Dataset entries on figures
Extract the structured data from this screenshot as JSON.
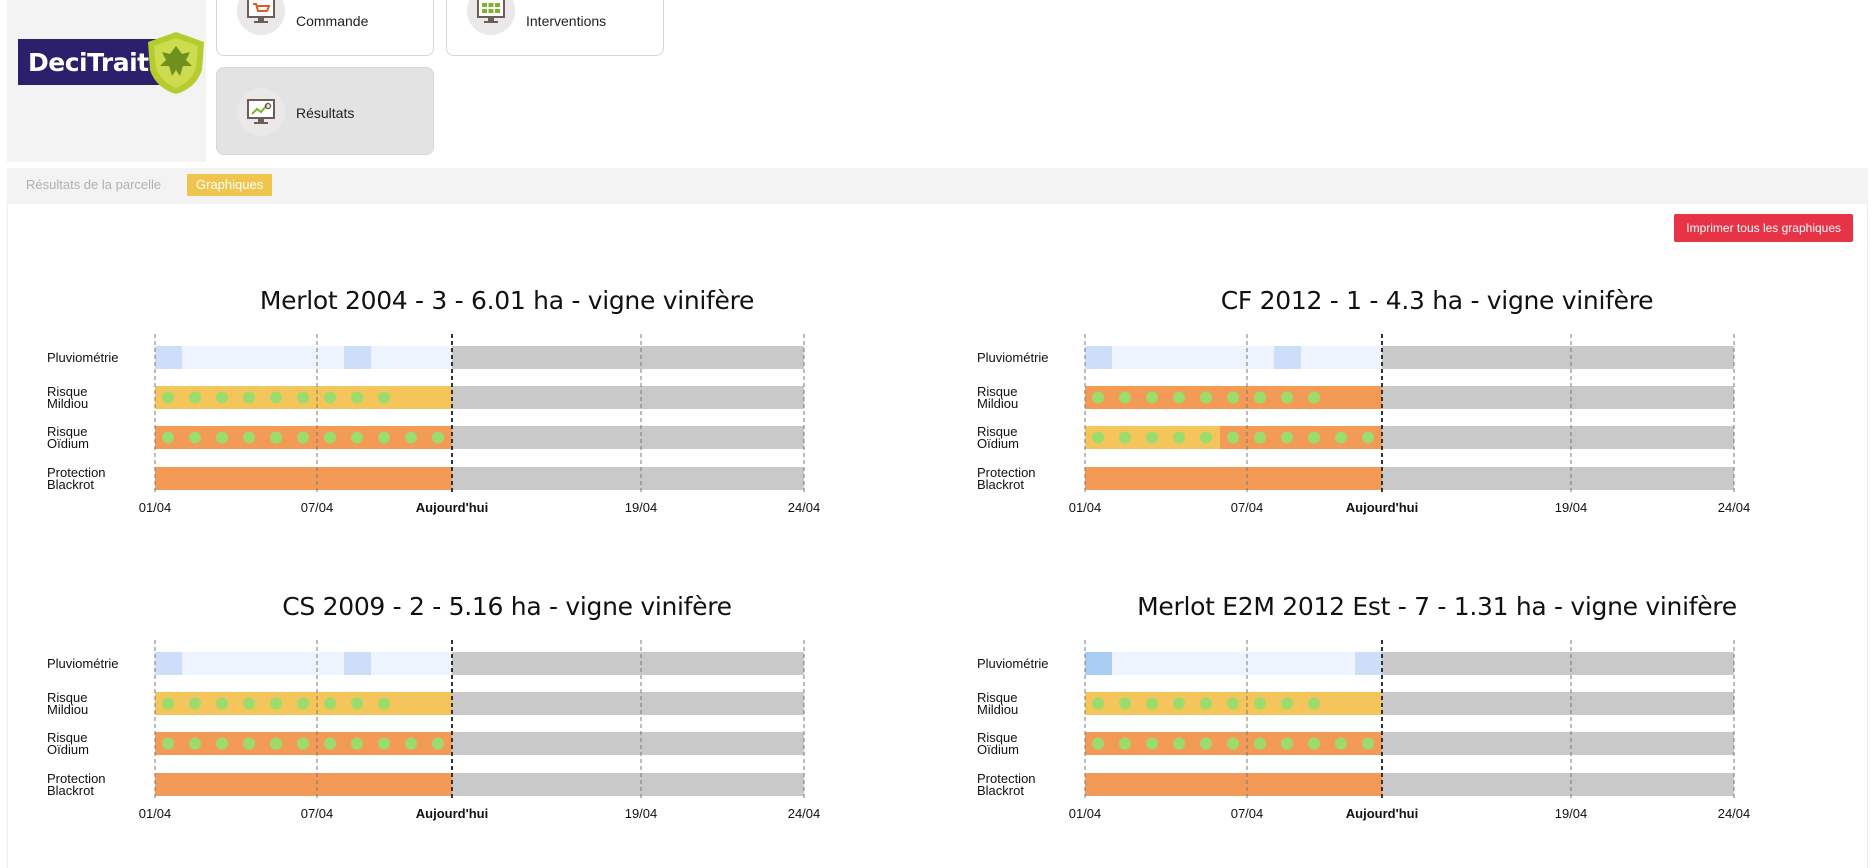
{
  "logo": {
    "text": "DeciTrait"
  },
  "menu": [
    {
      "label": "Commande",
      "icon": "cart-monitor-icon",
      "active": false
    },
    {
      "label": "Interventions",
      "icon": "grid-monitor-icon",
      "active": false
    },
    {
      "label": "Résultats",
      "icon": "chart-monitor-icon",
      "active": true
    }
  ],
  "tabs": [
    {
      "label": "Résultats de la parcelle",
      "active": false
    },
    {
      "label": "Graphiques",
      "active": true
    }
  ],
  "print_label": "Imprimer tous les graphiques",
  "colors": {
    "rain_light": "#eef4fd",
    "rain_mid": "#cddff8",
    "rain_dark": "#a9ccf2",
    "yellow": "#f4c55a",
    "orange": "#f39a56",
    "gray": "#c9c9c9",
    "dot": "#9bdc6d",
    "print": "#e63345"
  },
  "chart_data": [
    {
      "type": "timeline",
      "title": "Merlot 2004 - 3 - 6.01 ha - vigne vinifère",
      "x_ticks": [
        "01/04",
        "07/04",
        "Aujourd'hui",
        "19/04",
        "24/04"
      ],
      "rows": [
        {
          "label": [
            "Pluviométrie"
          ],
          "segments": [
            {
              "from": 1,
              "to": 2,
              "level": "mid"
            },
            {
              "from": 2,
              "to": 8,
              "level": "light"
            },
            {
              "from": 8,
              "to": 9,
              "level": "mid"
            },
            {
              "from": 9,
              "to": 12,
              "level": "light"
            }
          ]
        },
        {
          "label": [
            "Risque",
            "Mildiou"
          ],
          "segments": [
            {
              "from": 1,
              "to": 12,
              "level": "yellow"
            }
          ],
          "dots": 9
        },
        {
          "label": [
            "Risque",
            "Oïdium"
          ],
          "segments": [
            {
              "from": 1,
              "to": 12,
              "level": "orange"
            }
          ],
          "dots": 11
        },
        {
          "label": [
            "Protection",
            "Blackrot"
          ],
          "segments": [
            {
              "from": 1,
              "to": 12,
              "level": "orange"
            }
          ],
          "dots": 0
        }
      ]
    },
    {
      "type": "timeline",
      "title": "CF 2012 - 1 - 4.3 ha - vigne vinifère",
      "x_ticks": [
        "01/04",
        "07/04",
        "Aujourd'hui",
        "19/04",
        "24/04"
      ],
      "rows": [
        {
          "label": [
            "Pluviométrie"
          ],
          "segments": [
            {
              "from": 1,
              "to": 2,
              "level": "mid"
            },
            {
              "from": 2,
              "to": 8,
              "level": "light"
            },
            {
              "from": 8,
              "to": 9,
              "level": "mid"
            },
            {
              "from": 9,
              "to": 12,
              "level": "light"
            }
          ]
        },
        {
          "label": [
            "Risque",
            "Mildiou"
          ],
          "segments": [
            {
              "from": 1,
              "to": 12,
              "level": "orange"
            }
          ],
          "dots": 9
        },
        {
          "label": [
            "Risque",
            "Oïdium"
          ],
          "segments": [
            {
              "from": 1,
              "to": 6,
              "level": "yellow"
            },
            {
              "from": 6,
              "to": 12,
              "level": "orange"
            }
          ],
          "dots": 11
        },
        {
          "label": [
            "Protection",
            "Blackrot"
          ],
          "segments": [
            {
              "from": 1,
              "to": 12,
              "level": "orange"
            }
          ],
          "dots": 0
        }
      ]
    },
    {
      "type": "timeline",
      "title": "CS 2009 - 2 - 5.16 ha - vigne vinifère",
      "x_ticks": [
        "01/04",
        "07/04",
        "Aujourd'hui",
        "19/04",
        "24/04"
      ],
      "rows": [
        {
          "label": [
            "Pluviométrie"
          ],
          "segments": [
            {
              "from": 1,
              "to": 2,
              "level": "mid"
            },
            {
              "from": 2,
              "to": 8,
              "level": "light"
            },
            {
              "from": 8,
              "to": 9,
              "level": "mid"
            },
            {
              "from": 9,
              "to": 12,
              "level": "light"
            }
          ]
        },
        {
          "label": [
            "Risque",
            "Mildiou"
          ],
          "segments": [
            {
              "from": 1,
              "to": 12,
              "level": "yellow"
            }
          ],
          "dots": 9
        },
        {
          "label": [
            "Risque",
            "Oïdium"
          ],
          "segments": [
            {
              "from": 1,
              "to": 12,
              "level": "orange"
            }
          ],
          "dots": 11
        },
        {
          "label": [
            "Protection",
            "Blackrot"
          ],
          "segments": [
            {
              "from": 1,
              "to": 12,
              "level": "orange"
            }
          ],
          "dots": 0
        }
      ]
    },
    {
      "type": "timeline",
      "title": "Merlot E2M 2012 Est - 7 - 1.31 ha - vigne vinifère",
      "x_ticks": [
        "01/04",
        "07/04",
        "Aujourd'hui",
        "19/04",
        "24/04"
      ],
      "rows": [
        {
          "label": [
            "Pluviométrie"
          ],
          "segments": [
            {
              "from": 1,
              "to": 2,
              "level": "dark"
            },
            {
              "from": 2,
              "to": 11,
              "level": "light"
            },
            {
              "from": 11,
              "to": 12,
              "level": "mid"
            }
          ]
        },
        {
          "label": [
            "Risque",
            "Mildiou"
          ],
          "segments": [
            {
              "from": 1,
              "to": 12,
              "level": "yellow"
            }
          ],
          "dots": 9
        },
        {
          "label": [
            "Risque",
            "Oïdium"
          ],
          "segments": [
            {
              "from": 1,
              "to": 12,
              "level": "orange"
            }
          ],
          "dots": 11
        },
        {
          "label": [
            "Protection",
            "Blackrot"
          ],
          "segments": [
            {
              "from": 1,
              "to": 12,
              "level": "orange"
            }
          ],
          "dots": 0
        }
      ]
    }
  ]
}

Written request: Extract every line above that contains the word "Résultats".

Task response:
      "label": "Résultats",
      "label": "Résultats de la parcelle",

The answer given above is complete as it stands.